Era claro que su hija había entrado, de manera precoz, en esa indescifrable etapa de cambios propia del tránsito de la niñez a la adolescencia. Como padre, tengo que confesar que es uno de esos momentos de la vida en los que ningún argumento te vale, ninguna estrategia te funciona, ninguna razonamiento te sirve. La única alternativa es armarse de paciencia y de prudencia.

Y, la verdad, María tenía la dosis mínima de cada una de ellas. Para colmo, es una de esas personas a las que les resulta imposible marcar límites entre lo laboral y lo personal, lo familiar. En otras palabras, cargaba con los problemas personales al trabajo, y viceversa. Entonces, nunca tenía tranquilidad y, más bien, la angustia, la preocupación y la rabia la carcomían por dentro.

- _Material proporcionado_
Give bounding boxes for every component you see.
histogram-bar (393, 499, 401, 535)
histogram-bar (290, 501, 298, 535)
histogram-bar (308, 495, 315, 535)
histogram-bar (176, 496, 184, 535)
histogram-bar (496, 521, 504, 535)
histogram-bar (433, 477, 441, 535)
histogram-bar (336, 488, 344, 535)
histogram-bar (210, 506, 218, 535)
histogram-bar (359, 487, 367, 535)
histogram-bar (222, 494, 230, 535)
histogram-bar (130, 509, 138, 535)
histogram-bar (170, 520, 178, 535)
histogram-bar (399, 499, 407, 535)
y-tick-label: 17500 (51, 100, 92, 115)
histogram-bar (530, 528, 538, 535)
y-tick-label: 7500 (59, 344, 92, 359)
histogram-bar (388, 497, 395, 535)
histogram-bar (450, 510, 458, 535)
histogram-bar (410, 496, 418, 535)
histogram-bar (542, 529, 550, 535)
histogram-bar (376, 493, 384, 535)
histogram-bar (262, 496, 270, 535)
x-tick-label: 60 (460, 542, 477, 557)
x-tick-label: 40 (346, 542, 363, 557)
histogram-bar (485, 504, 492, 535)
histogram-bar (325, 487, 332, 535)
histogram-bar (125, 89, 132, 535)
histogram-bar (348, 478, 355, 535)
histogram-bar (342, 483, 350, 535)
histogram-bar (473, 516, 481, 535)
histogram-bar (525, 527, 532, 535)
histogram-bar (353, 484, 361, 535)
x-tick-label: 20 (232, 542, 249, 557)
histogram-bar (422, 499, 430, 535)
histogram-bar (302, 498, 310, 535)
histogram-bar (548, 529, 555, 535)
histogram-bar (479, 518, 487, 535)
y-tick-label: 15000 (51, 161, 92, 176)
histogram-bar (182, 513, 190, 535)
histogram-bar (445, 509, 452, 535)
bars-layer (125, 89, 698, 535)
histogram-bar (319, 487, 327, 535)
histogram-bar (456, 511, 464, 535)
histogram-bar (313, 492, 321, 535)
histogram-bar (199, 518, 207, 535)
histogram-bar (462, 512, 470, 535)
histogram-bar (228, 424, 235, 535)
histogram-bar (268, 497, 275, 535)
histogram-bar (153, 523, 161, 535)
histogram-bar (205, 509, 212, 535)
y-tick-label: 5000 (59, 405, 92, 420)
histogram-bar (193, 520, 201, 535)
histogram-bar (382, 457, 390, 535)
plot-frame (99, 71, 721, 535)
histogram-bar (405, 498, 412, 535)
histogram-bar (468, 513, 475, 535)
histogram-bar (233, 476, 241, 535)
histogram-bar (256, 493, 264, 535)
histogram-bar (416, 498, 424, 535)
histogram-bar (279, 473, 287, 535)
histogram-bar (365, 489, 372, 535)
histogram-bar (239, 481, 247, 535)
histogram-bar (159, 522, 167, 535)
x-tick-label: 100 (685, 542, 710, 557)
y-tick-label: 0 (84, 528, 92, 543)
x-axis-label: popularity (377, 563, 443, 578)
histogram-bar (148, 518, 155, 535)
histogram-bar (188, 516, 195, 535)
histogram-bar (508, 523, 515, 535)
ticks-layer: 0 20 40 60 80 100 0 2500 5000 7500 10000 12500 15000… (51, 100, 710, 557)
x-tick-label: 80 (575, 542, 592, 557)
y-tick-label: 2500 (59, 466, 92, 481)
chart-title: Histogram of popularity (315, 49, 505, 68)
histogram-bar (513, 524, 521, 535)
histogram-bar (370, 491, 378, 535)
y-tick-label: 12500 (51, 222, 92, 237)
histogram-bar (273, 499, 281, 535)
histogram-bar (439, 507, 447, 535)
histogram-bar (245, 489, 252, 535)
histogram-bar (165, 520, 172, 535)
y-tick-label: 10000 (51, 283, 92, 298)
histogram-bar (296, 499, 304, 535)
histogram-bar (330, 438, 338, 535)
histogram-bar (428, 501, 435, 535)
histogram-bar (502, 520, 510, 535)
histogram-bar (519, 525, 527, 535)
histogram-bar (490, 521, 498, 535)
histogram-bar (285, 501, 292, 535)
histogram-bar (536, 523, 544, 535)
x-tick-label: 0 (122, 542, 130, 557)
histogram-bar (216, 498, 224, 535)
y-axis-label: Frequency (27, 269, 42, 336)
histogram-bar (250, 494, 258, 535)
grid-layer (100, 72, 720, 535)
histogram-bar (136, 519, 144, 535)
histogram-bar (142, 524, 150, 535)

- _Tu tarea_
Transcribe sin cambios el pasaje del texto dado que va desde "Y, la verdad, María" hasta "carcomían por dentro.". Los registros no tienen ningún papel en esto.

- _Respuesta_
Y, la verdad, María tenía la dosis mínima de cada una de ellas. Para colmo, es una de esas personas a las que les resulta imposible marcar límites entre lo laboral y lo personal, lo familiar. En otras palabras, cargaba con los problemas personales al trabajo, y viceversa. Entonces, nunca tenía tranquilidad y, más bien, la angustia, la preocupación y la rabia la carcomían por dentro.